— Exercise instructions —
1 > In the page excerpt on the letter archive, why don't the transcriptions cover all of the roughly 9150 scans?
2 > Continue the page excerpt on how the letter archive and its scans are organized, starting after its last line.

— Page excerpt —
◆ ◆ ◆ ◆
A reasearchers interface via Text-Fabric is available, see Text-Fabric/suriano.

A quite sophisticated pipeline has been built to convert the Word documents into TEI, the TEI into Text-Fabric, the Text-Fabric into text streams and annotations, which is the input for the web site. In that pipeline a lot of consistency checks have been applied, and the data has been enriched with named entity annotations.

Content organization

The physical letters in the archive are bound into folders (filze, plural of filza).

The corpus consists of filze 02, 03, 04, 05, 06, 07, 08, 09, 09b, 10, 11, 12, and contains ca. 9150 scans.

The transcriptions cover the vast majority of these scans, the exceptions being:

  • the initial pages of filza 02 are not transcribed, the transcriptions start at page 71;
  • the entire filza 9b (marked as 9-bis) is not transcribed.

The cover pages of the filze are taken together in the subdirectory covers.

Every filza corresponds with a subdirectory of the same name, and they contain the proper recto and verso pages.

Inside every filza directory you find the pages divided in subfolders by the hundred: folders 0, 1, 2, 3, etc. containing the pages 1-99, 100-199, 200-299, 300-399, etc.

Every page corresponds to one .jpg file, with the file name built up as

ff_ssss_ppp-rv.jpg

where

  • ff is the filza
  • ssss is the sequence number of the page in the filza
  • ppp is the page number within the filza; it is a number, and sometimes there is bis or ter appended
  • rv is either r (recto) or v (verso)
◆ ◆ ◆ ◆
— Material provided —
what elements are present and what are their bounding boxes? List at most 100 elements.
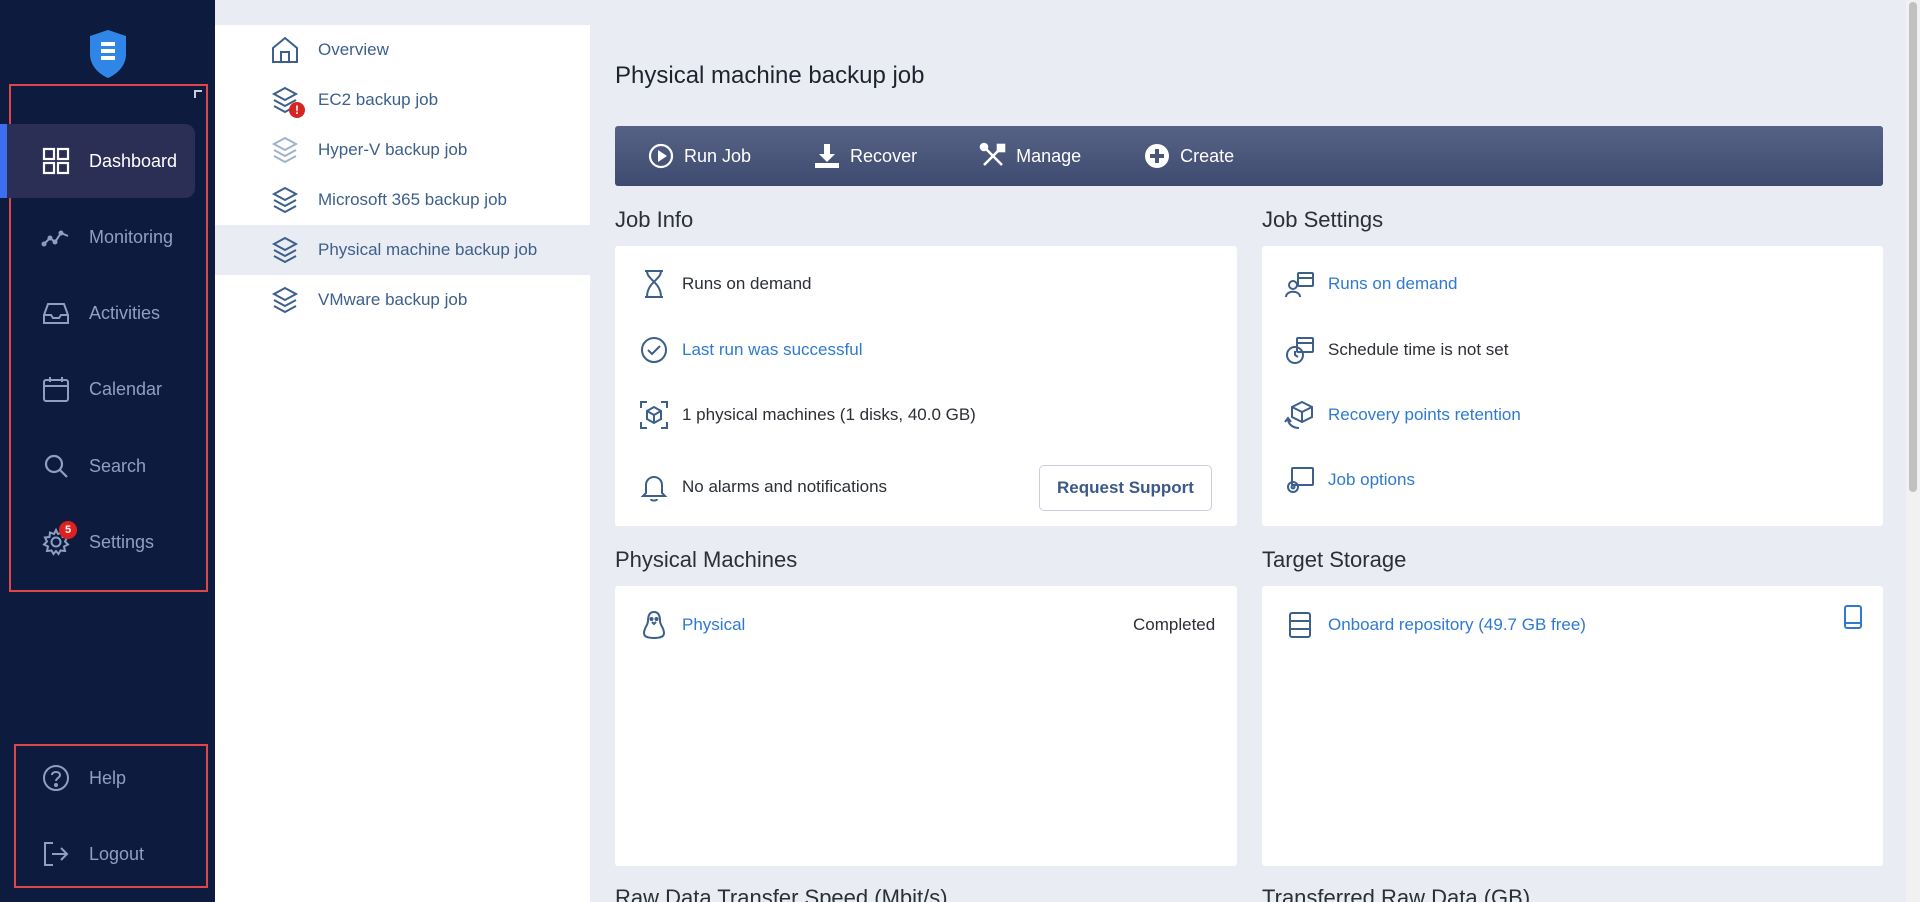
◆ ◆ ◆ ◆
— Final answers —
1 > Two parts of the corpus are not transcribed. The initial pages of filza 02 are left out because its transcriptions start at page 71, and the entire filza 9b (marked as 9-bis) is left out.

2 >
The resolution of the pages is moderate and variable: 300 x 300 and 400 x 400, the file sizes are rpughly between 500KB and 3MB.

The orientation of the pages is portrait, and you see all recto pages on the right side of the binding and all verso pages on the left side of the binding.

However, the written material is often in different orientations.

We provide a file rotate.yaml that specifies the best orientation for reading for each page that needs to be rotated for that. The amount of rotation is specified in degrees (0-360) in the clockwise direction.

IIIF applications that want to display these pages can use this information to present a readable view to end users.

Curation

It appeared that the dataset of scans, in the form that it was given to us, had some problems that needed to be addressed.

Folder structure

The directories and files had names with a very long and mostly identical prefix:

Senato-dispacci-ambasciatori-e-residenti-Signori-Stati-filza-

We have stripped this prefix everywhere.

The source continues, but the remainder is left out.